-------- MATERIAL FOR THIS TASK --------

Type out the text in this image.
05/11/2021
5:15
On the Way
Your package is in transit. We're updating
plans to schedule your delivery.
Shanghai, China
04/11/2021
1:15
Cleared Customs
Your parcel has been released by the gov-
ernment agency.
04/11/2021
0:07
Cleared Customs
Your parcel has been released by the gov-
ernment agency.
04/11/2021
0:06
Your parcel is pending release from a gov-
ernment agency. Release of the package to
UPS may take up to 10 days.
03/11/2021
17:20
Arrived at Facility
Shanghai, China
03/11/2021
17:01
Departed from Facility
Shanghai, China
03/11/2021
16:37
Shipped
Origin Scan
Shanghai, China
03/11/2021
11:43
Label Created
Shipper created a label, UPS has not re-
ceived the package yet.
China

--------

Output each entry precisely as given.

Type out the text in this image.
05/11/2021
5:15
On the Way
Your package is in transit. We're updating
plans to schedule your delivery.
Shanghai, China
04/11/2021
1:15
Cleared Customs
Your parcel has been released by the gov-
ernment agency.
04/11/2021
0:07
Cleared Customs
Your parcel has been released by the gov-
ernment agency.
04/11/2021
0:06
Your parcel is pending release from a gov-
ernment agency. Release of the package to
UPS may take up to 10 days.
03/11/2021
17:20
Arrived at Facility
Shanghai, China
03/11/2021
17:01
Departed from Facility
Shanghai, China
03/11/2021
16:37
Shipped
Origin Scan
Shanghai, China
03/11/2021
11:43
Label Created
Shipper created a label, UPS has not re-
ceived the package yet.
China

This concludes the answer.